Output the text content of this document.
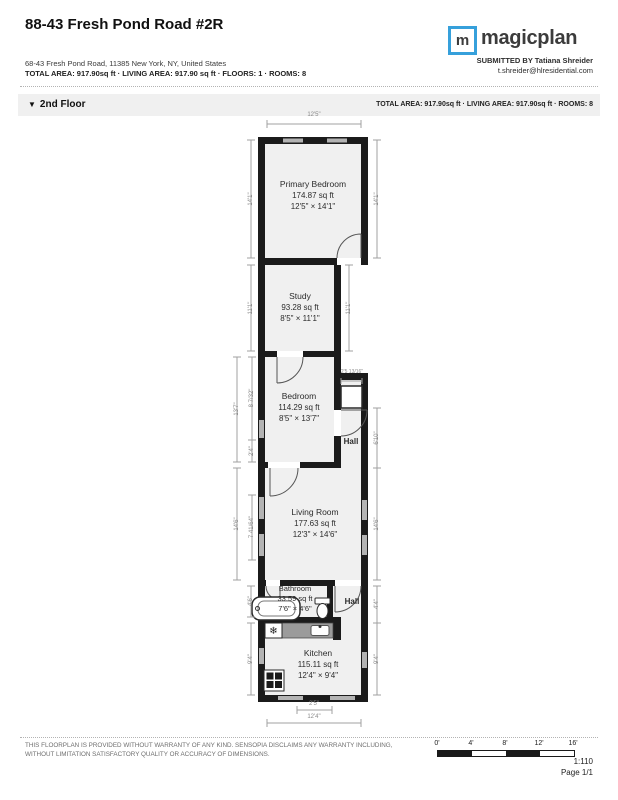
88-43 Fresh Pond Road #2R
m magicplan
68-43 Fresh Pond Road, 11385 New York, NY, United States
TOTAL AREA: 917.90sq ft · LIVING AREA: 917.90 sq ft · FLOORS: 1 · ROOMS: 8
SUBMITTED BY Tatiana Shreider
t.shreider@hlresidential.com
▼ 2nd Floor	TOTAL AREA: 917.90sq ft · LIVING AREA: 917.90sq ft · ROOMS: 8
❄
Primary Bedroom
174.87 sq ft
12'5" × 14'1"
Study
93.28 sq ft
8'5" × 11'1"
Bedroom
114.29 sq ft
8'5" × 13'7"
Hall
Living Room
177.63 sq ft
12'3" × 14'6"
Bathroom
33.59 sq ft
7'6" × 4'6"
Hall
Kitchen
115.11 sq ft
12'4" × 9'4"
12'5"
14'1"	14'1"
11'1"	11'1"
13'7"
8 7/32"
2'4"
2'5 13/16"
6'10"
14'6"	7 41/64"	14'6"
4'6"	4'4"
9'4"	9'4"
2'5"
12'4"
THIS FLOORPLAN IS PROVIDED WITHOUT WARRANTY OF ANY KIND. SENSOPIA DISCLAIMS ANY WARRANTY INCLUDING,
WITHOUT LIMITATION SATISFACTORY QUALITY OR ACCURACY OF DIMENSIONS.
0'	4'	8'	12'	16'
1:110
Page 1/1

******

Single out each line of the records above with the string "TOTAL" in it, and copy it.

*TASK OUTPUT*.
TOTAL AREA: 917.90sq ft · LIVING AREA: 917.90 sq ft · FLOORS: 1 · ROOMS: 8
▼ 2nd Floor	TOTAL AREA: 917.90sq ft · LIVING AREA: 917.90sq ft · ROOMS: 8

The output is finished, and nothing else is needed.